## begin
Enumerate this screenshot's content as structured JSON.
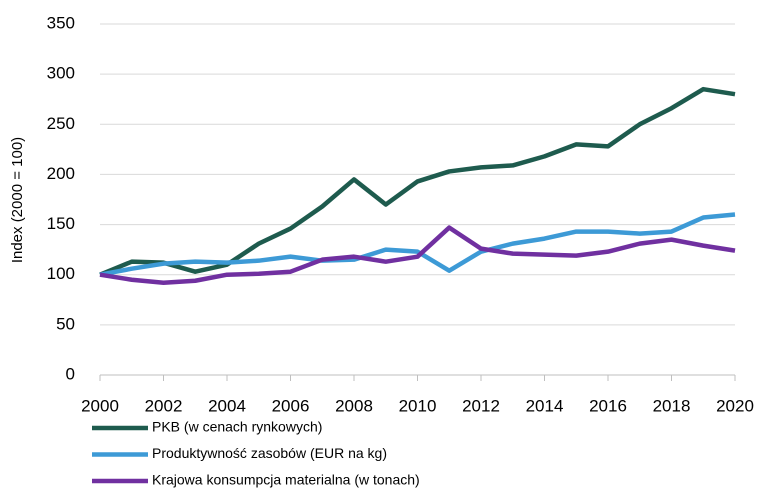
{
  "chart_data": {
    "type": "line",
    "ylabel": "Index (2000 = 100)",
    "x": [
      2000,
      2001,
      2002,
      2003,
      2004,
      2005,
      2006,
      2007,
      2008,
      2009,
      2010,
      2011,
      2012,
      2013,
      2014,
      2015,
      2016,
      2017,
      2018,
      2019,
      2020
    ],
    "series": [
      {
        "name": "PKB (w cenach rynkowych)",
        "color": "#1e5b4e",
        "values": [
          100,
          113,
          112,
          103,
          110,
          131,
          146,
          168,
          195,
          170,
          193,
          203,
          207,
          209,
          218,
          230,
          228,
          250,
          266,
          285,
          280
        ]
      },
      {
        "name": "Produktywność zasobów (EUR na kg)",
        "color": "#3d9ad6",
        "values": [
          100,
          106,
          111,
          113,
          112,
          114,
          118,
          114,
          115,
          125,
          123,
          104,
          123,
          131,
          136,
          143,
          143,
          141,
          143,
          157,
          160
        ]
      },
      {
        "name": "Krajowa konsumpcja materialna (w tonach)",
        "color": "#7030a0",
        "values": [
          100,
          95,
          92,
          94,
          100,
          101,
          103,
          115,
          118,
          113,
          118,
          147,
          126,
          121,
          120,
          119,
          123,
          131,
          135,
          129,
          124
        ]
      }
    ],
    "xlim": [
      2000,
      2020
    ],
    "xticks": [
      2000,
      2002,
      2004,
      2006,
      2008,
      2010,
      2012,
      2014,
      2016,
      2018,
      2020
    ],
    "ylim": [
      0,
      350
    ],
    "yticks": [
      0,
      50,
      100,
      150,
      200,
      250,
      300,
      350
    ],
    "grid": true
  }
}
## end
## begin
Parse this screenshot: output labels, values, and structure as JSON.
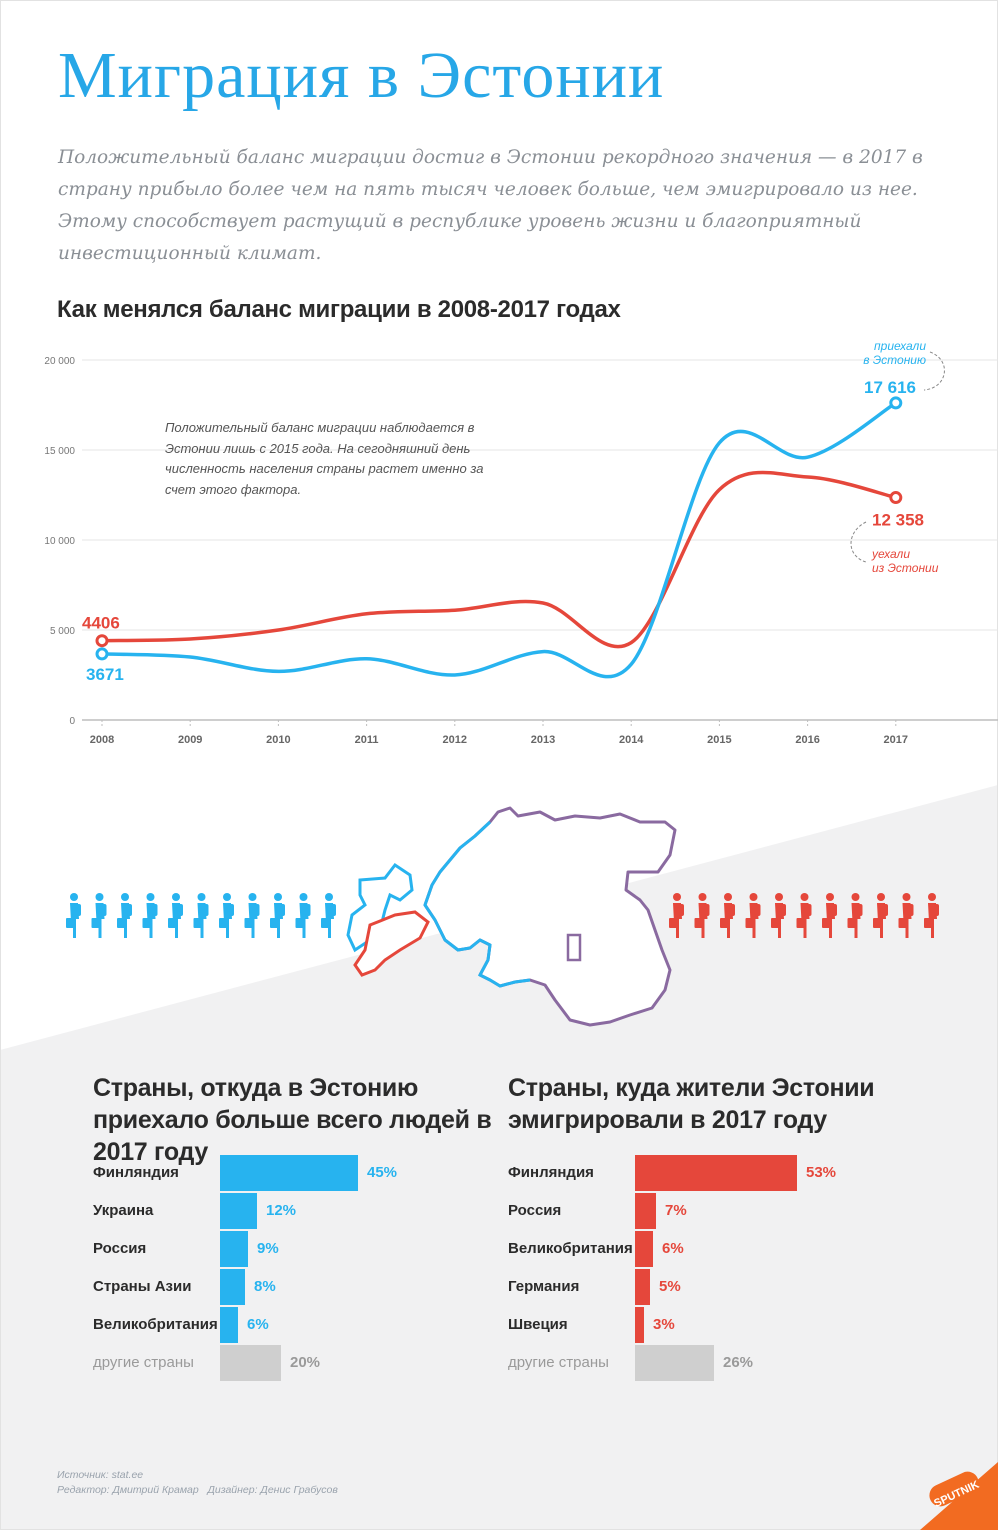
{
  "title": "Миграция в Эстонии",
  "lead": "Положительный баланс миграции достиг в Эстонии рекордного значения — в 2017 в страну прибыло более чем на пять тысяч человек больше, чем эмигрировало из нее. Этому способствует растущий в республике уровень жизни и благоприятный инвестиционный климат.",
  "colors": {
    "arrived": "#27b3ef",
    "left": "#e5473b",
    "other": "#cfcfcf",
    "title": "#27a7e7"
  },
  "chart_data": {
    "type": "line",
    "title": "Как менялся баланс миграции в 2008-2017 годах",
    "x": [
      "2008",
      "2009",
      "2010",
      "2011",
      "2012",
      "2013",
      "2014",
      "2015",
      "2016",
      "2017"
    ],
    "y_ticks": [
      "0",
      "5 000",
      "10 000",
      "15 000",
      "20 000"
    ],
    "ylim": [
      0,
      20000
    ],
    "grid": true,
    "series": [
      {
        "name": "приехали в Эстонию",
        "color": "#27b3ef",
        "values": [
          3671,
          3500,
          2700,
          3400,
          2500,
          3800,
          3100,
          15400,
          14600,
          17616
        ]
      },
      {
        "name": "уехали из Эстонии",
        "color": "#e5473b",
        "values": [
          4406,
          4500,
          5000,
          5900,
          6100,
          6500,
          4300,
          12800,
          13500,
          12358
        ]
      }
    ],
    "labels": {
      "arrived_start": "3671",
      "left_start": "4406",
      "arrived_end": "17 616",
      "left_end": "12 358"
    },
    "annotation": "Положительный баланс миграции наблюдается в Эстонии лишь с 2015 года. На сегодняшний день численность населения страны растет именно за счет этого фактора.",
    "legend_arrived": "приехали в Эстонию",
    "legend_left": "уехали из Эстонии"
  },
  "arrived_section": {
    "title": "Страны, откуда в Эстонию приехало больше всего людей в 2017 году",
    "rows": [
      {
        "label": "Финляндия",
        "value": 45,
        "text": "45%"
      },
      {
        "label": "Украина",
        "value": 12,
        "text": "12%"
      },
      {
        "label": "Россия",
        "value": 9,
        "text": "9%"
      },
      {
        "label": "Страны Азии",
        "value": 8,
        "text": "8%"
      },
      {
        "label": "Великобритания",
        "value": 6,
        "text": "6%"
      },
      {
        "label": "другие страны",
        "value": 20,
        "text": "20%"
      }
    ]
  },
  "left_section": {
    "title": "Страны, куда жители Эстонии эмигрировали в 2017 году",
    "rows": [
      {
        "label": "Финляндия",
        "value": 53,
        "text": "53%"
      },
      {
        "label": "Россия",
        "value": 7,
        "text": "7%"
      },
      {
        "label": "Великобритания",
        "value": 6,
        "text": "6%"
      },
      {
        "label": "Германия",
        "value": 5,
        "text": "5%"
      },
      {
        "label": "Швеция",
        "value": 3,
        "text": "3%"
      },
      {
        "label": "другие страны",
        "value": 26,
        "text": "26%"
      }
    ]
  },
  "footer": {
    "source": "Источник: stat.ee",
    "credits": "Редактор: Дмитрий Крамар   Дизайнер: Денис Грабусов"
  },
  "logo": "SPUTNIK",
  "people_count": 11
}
## end
## begin
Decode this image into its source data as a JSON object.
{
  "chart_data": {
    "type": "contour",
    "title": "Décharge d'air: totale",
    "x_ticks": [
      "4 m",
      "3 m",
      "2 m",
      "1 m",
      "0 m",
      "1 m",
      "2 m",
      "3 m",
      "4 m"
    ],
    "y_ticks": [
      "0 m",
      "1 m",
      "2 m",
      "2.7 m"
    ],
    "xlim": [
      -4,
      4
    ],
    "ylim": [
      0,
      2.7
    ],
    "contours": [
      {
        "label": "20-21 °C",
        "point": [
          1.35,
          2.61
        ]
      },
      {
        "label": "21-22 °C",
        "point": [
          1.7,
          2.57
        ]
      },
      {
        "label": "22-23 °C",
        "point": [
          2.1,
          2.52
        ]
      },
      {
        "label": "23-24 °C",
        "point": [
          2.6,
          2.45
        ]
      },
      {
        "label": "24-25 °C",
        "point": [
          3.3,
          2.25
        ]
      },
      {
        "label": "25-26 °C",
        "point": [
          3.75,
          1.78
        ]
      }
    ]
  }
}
## end
◆ Stated goal
Look through the records and gather every line containing "больше".

◆ Final answer
  "lead": "Положительный баланс миграции достиг в Эстонии рекордного значения — в 2017 в страну прибыло более чем на пять тысяч человек больше, чем эмигрировало из нее. Этому способствует растущий в республике уровень жизни и благоприятный инвестиционный климат.",
    "title": "Страны, откуда в Эстонию приехало больше всего людей в 2017 году",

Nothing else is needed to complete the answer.